* START *
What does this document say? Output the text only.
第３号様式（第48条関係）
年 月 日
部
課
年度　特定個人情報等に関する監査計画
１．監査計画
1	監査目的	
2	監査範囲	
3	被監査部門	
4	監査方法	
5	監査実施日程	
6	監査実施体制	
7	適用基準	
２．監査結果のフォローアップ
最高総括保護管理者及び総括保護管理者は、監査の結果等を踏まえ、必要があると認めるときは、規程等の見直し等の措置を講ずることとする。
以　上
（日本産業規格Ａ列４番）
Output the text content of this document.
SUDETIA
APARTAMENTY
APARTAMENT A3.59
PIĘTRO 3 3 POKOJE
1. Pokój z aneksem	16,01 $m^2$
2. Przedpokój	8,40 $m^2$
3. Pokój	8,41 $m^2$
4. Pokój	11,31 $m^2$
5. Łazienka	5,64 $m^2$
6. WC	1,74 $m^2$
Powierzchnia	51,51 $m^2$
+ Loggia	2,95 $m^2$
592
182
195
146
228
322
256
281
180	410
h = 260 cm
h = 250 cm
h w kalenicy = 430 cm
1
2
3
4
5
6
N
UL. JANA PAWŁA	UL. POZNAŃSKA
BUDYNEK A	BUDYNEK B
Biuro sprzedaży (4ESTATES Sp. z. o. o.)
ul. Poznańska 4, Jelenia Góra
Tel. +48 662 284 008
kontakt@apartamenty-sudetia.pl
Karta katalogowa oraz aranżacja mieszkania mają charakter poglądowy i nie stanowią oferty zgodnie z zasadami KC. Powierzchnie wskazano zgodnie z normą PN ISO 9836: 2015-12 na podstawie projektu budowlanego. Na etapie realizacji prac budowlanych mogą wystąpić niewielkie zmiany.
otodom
* END *
» WRITTEN PROBLEM: Return the material in full, exactly as shown.

» TASK SOLUTION:
What does this document say? Output the text only.
第３号様式（第48条関係）
年 月 日
部
課
年度　特定個人情報等に関する監査計画
１．監査計画
1	監査目的	
2	監査範囲	
3	被監査部門	
4	監査方法	
5	監査実施日程	
6	監査実施体制	
7	適用基準	
２．監査結果のフォローアップ
最高総括保護管理者及び総括保護管理者は、監査の結果等を踏まえ、必要があると認めるときは、規程等の見直し等の措置を講ずることとする。
以　上
（日本産業規格Ａ列４番）
Output the text content of this document.
SUDETIA
APARTAMENTY
APARTAMENT A3.59
PIĘTRO 3 3 POKOJE
1. Pokój z aneksem	16,01 $m^2$
2. Przedpokój	8,40 $m^2$
3. Pokój	8,41 $m^2$
4. Pokój	11,31 $m^2$
5. Łazienka	5,64 $m^2$
6. WC	1,74 $m^2$
Powierzchnia	51,51 $m^2$
+ Loggia	2,95 $m^2$
592
182
195
146
228
322
256
281
180	410
h = 260 cm
h = 250 cm
h w kalenicy = 430 cm
1
2
3
4
5
6
N
UL. JANA PAWŁA	UL. POZNAŃSKA
BUDYNEK A	BUDYNEK B
Biuro sprzedaży (4ESTATES Sp. z. o. o.)
ul. Poznańska 4, Jelenia Góra
Tel. +48 662 284 008
kontakt@apartamenty-sudetia.pl
Karta katalogowa oraz aranżacja mieszkania mają charakter poglądowy i nie stanowią oferty zgodnie z zasadami KC. Powierzchnie wskazano zgodnie z normą PN ISO 9836: 2015-12 na podstawie projektu budowlanego. Na etapie realizacji prac budowlanych mogą wystąpić niewielkie zmiany.
otodom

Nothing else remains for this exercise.